═══ Recorded data
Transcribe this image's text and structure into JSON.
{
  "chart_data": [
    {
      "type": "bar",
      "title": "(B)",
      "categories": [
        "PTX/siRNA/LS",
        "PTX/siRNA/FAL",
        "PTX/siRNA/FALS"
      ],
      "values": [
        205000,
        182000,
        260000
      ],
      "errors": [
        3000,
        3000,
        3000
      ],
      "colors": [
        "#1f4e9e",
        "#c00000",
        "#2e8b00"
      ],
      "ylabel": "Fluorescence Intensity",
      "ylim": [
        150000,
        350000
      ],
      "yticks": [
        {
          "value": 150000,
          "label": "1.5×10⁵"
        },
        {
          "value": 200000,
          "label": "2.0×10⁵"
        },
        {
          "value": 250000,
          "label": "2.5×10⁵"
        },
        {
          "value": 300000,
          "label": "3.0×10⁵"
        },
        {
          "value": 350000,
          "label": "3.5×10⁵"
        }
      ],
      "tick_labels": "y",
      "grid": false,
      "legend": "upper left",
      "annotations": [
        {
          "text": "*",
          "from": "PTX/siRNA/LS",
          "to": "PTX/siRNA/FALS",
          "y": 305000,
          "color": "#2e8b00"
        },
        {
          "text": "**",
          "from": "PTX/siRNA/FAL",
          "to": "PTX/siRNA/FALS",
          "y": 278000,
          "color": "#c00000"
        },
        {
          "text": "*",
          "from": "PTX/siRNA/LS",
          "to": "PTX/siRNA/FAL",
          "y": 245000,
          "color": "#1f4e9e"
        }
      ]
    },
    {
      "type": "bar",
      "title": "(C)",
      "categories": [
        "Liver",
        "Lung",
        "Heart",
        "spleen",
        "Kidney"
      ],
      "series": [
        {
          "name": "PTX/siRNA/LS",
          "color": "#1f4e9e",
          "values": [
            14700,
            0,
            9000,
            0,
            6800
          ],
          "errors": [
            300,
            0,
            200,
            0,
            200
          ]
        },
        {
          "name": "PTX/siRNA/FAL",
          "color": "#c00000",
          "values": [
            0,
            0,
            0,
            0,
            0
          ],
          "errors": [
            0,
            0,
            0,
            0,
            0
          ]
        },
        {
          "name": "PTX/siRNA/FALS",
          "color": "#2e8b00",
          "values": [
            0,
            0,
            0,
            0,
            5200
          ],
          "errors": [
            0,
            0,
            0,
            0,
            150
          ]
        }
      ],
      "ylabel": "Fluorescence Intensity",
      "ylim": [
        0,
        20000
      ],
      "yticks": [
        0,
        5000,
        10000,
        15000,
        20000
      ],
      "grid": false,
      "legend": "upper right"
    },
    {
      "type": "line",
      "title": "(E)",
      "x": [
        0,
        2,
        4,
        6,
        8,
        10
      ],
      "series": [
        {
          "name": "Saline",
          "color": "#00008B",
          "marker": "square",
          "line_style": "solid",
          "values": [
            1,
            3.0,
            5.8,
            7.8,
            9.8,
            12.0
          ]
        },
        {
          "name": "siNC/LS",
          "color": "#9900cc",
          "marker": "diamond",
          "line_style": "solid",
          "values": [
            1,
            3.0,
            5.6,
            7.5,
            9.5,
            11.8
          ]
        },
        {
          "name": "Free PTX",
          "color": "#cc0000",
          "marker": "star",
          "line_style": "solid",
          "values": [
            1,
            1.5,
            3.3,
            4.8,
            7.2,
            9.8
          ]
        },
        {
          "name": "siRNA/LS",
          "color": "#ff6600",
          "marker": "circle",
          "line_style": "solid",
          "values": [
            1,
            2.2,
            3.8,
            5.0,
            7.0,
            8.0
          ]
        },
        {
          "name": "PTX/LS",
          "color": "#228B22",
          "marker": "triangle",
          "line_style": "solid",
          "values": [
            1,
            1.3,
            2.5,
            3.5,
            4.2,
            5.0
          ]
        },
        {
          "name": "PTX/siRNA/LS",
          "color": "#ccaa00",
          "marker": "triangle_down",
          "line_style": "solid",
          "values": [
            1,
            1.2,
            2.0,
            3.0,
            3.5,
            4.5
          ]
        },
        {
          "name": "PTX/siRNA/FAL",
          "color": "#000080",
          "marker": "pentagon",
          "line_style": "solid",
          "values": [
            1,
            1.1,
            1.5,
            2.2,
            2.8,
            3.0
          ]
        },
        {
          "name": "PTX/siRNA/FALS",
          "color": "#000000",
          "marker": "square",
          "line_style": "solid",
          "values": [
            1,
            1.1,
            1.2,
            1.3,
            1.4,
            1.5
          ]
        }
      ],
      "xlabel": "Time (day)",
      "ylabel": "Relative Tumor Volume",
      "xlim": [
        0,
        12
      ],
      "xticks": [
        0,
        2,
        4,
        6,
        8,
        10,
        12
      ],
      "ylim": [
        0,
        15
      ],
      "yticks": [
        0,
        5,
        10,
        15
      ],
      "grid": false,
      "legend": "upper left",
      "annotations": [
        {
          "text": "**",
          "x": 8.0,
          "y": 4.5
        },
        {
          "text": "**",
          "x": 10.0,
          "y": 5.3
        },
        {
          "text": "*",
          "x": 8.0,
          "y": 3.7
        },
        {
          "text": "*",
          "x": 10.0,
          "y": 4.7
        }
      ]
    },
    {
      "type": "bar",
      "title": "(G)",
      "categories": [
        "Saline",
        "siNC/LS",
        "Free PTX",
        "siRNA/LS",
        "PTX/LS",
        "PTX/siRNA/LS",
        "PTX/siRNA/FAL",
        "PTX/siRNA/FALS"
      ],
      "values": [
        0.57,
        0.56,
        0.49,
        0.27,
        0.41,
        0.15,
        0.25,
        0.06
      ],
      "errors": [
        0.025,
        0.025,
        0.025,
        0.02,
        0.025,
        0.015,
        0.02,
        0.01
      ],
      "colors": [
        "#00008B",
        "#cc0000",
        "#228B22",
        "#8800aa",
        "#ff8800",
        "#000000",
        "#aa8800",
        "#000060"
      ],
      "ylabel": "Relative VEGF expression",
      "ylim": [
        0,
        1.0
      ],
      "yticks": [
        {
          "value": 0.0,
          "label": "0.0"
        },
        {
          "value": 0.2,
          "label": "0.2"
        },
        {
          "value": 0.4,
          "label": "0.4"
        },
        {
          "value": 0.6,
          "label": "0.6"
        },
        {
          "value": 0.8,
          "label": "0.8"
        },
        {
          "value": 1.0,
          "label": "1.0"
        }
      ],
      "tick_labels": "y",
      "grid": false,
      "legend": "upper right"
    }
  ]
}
══════
> What you have to do: This exercise calls for every record above to be written out again exactly.

> Solution:
Transcribe this image's text and structure into JSON.
{
  "chart_data": [
    {
      "type": "bar",
      "title": "(B)",
      "categories": [
        "PTX/siRNA/LS",
        "PTX/siRNA/FAL",
        "PTX/siRNA/FALS"
      ],
      "values": [
        205000,
        182000,
        260000
      ],
      "errors": [
        3000,
        3000,
        3000
      ],
      "colors": [
        "#1f4e9e",
        "#c00000",
        "#2e8b00"
      ],
      "ylabel": "Fluorescence Intensity",
      "ylim": [
        150000,
        350000
      ],
      "yticks": [
        {
          "value": 150000,
          "label": "1.5×10⁵"
        },
        {
          "value": 200000,
          "label": "2.0×10⁵"
        },
        {
          "value": 250000,
          "label": "2.5×10⁵"
        },
        {
          "value": 300000,
          "label": "3.0×10⁵"
        },
        {
          "value": 350000,
          "label": "3.5×10⁵"
        }
      ],
      "tick_labels": "y",
      "grid": false,
      "legend": "upper left",
      "annotations": [
        {
          "text": "*",
          "from": "PTX/siRNA/LS",
          "to": "PTX/siRNA/FALS",
          "y": 305000,
          "color": "#2e8b00"
        },
        {
          "text": "**",
          "from": "PTX/siRNA/FAL",
          "to": "PTX/siRNA/FALS",
          "y": 278000,
          "color": "#c00000"
        },
        {
          "text": "*",
          "from": "PTX/siRNA/LS",
          "to": "PTX/siRNA/FAL",
          "y": 245000,
          "color": "#1f4e9e"
        }
      ]
    },
    {
      "type": "bar",
      "title": "(C)",
      "categories": [
        "Liver",
        "Lung",
        "Heart",
        "spleen",
        "Kidney"
      ],
      "series": [
        {
          "name": "PTX/siRNA/LS",
          "color": "#1f4e9e",
          "values": [
            14700,
            0,
            9000,
            0,
            6800
          ],
          "errors": [
            300,
            0,
            200,
            0,
            200
          ]
        },
        {
          "name": "PTX/siRNA/FAL",
          "color": "#c00000",
          "values": [
            0,
            0,
            0,
            0,
            0
          ],
          "errors": [
            0,
            0,
            0,
            0,
            0
          ]
        },
        {
          "name": "PTX/siRNA/FALS",
          "color": "#2e8b00",
          "values": [
            0,
            0,
            0,
            0,
            5200
          ],
          "errors": [
            0,
            0,
            0,
            0,
            150
          ]
        }
      ],
      "ylabel": "Fluorescence Intensity",
      "ylim": [
        0,
        20000
      ],
      "yticks": [
        0,
        5000,
        10000,
        15000,
        20000
      ],
      "grid": false,
      "legend": "upper right"
    },
    {
      "type": "line",
      "title": "(E)",
      "x": [
        0,
        2,
        4,
        6,
        8,
        10
      ],
      "series": [
        {
          "name": "Saline",
          "color": "#00008B",
          "marker": "square",
          "line_style": "solid",
          "values": [
            1,
            3.0,
            5.8,
            7.8,
            9.8,
            12.0
          ]
        },
        {
          "name": "siNC/LS",
          "color": "#9900cc",
          "marker": "diamond",
          "line_style": "solid",
          "values": [
            1,
            3.0,
            5.6,
            7.5,
            9.5,
            11.8
          ]
        },
        {
          "name": "Free PTX",
          "color": "#cc0000",
          "marker": "star",
          "line_style": "solid",
          "values": [
            1,
            1.5,
            3.3,
            4.8,
            7.2,
            9.8
          ]
        },
        {
          "name": "siRNA/LS",
          "color": "#ff6600",
          "marker": "circle",
          "line_style": "solid",
          "values": [
            1,
            2.2,
            3.8,
            5.0,
            7.0,
            8.0
          ]
        },
        {
          "name": "PTX/LS",
          "color": "#228B22",
          "marker": "triangle",
          "line_style": "solid",
          "values": [
            1,
            1.3,
            2.5,
            3.5,
            4.2,
            5.0
          ]
        },
        {
          "name": "PTX/siRNA/LS",
          "color": "#ccaa00",
          "marker": "triangle_down",
          "line_style": "solid",
          "values": [
            1,
            1.2,
            2.0,
            3.0,
            3.5,
            4.5
          ]
        },
        {
          "name": "PTX/siRNA/FAL",
          "color": "#000080",
          "marker": "pentagon",
          "line_style": "solid",
          "values": [
            1,
            1.1,
            1.5,
            2.2,
            2.8,
            3.0
          ]
        },
        {
          "name": "PTX/siRNA/FALS",
          "color": "#000000",
          "marker": "square",
          "line_style": "solid",
          "values": [
            1,
            1.1,
            1.2,
            1.3,
            1.4,
            1.5
          ]
        }
      ],
      "xlabel": "Time (day)",
      "ylabel": "Relative Tumor Volume",
      "xlim": [
        0,
        12
      ],
      "xticks": [
        0,
        2,
        4,
        6,
        8,
        10,
        12
      ],
      "ylim": [
        0,
        15
      ],
      "yticks": [
        0,
        5,
        10,
        15
      ],
      "grid": false,
      "legend": "upper left",
      "annotations": [
        {
          "text": "**",
          "x": 8.0,
          "y": 4.5
        },
        {
          "text": "**",
          "x": 10.0,
          "y": 5.3
        },
        {
          "text": "*",
          "x": 8.0,
          "y": 3.7
        },
        {
          "text": "*",
          "x": 10.0,
          "y": 4.7
        }
      ]
    },
    {
      "type": "bar",
      "title": "(G)",
      "categories": [
        "Saline",
        "siNC/LS",
        "Free PTX",
        "siRNA/LS",
        "PTX/LS",
        "PTX/siRNA/LS",
        "PTX/siRNA/FAL",
        "PTX/siRNA/FALS"
      ],
      "values": [
        0.57,
        0.56,
        0.49,
        0.27,
        0.41,
        0.15,
        0.25,
        0.06
      ],
      "errors": [
        0.025,
        0.025,
        0.025,
        0.02,
        0.025,
        0.015,
        0.02,
        0.01
      ],
      "colors": [
        "#00008B",
        "#cc0000",
        "#228B22",
        "#8800aa",
        "#ff8800",
        "#000000",
        "#aa8800",
        "#000060"
      ],
      "ylabel": "Relative VEGF expression",
      "ylim": [
        0,
        1.0
      ],
      "yticks": [
        {
          "value": 0.0,
          "label": "0.0"
        },
        {
          "value": 0.2,
          "label": "0.2"
        },
        {
          "value": 0.4,
          "label": "0.4"
        },
        {
          "value": 0.6,
          "label": "0.6"
        },
        {
          "value": 0.8,
          "label": "0.8"
        },
        {
          "value": 1.0,
          "label": "1.0"
        }
      ],
      "tick_labels": "y",
      "grid": false,
      "legend": "upper right"
    }
  ]
}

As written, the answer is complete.